[Stored data]
— BEGIN —

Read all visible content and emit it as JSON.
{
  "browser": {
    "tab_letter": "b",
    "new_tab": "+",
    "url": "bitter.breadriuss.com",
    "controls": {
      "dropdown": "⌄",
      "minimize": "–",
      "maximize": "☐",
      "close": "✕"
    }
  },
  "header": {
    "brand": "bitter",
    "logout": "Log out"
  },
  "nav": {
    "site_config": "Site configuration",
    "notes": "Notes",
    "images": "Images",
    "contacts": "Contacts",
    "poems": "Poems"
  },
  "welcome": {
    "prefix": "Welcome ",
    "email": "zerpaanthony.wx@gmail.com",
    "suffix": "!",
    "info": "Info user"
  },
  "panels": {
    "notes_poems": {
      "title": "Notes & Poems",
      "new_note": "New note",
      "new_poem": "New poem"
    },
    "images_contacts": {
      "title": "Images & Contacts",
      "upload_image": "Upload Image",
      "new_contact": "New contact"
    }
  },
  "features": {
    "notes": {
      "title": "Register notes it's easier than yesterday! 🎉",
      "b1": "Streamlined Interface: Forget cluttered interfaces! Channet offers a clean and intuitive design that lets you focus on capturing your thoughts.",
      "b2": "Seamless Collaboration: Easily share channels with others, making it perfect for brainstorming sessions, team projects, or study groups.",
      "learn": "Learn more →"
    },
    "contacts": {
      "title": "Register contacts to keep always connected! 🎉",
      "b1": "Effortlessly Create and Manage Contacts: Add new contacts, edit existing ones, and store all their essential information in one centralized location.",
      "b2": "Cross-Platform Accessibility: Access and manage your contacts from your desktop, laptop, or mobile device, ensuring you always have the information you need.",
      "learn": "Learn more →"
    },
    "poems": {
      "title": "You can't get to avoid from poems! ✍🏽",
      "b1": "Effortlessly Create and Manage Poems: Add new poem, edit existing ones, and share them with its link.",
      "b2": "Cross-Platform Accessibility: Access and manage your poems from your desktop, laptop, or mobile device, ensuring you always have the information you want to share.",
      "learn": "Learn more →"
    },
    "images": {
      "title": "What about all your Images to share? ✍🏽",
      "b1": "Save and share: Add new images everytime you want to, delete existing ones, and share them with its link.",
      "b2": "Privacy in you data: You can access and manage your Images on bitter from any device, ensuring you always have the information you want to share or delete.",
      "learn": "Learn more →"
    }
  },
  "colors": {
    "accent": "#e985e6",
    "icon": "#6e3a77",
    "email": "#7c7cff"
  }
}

— END —

§ **What the exercise asks**: Give nothing but the count of lines in the listing above that hold the string "bitter".

§ **Full solution**: 3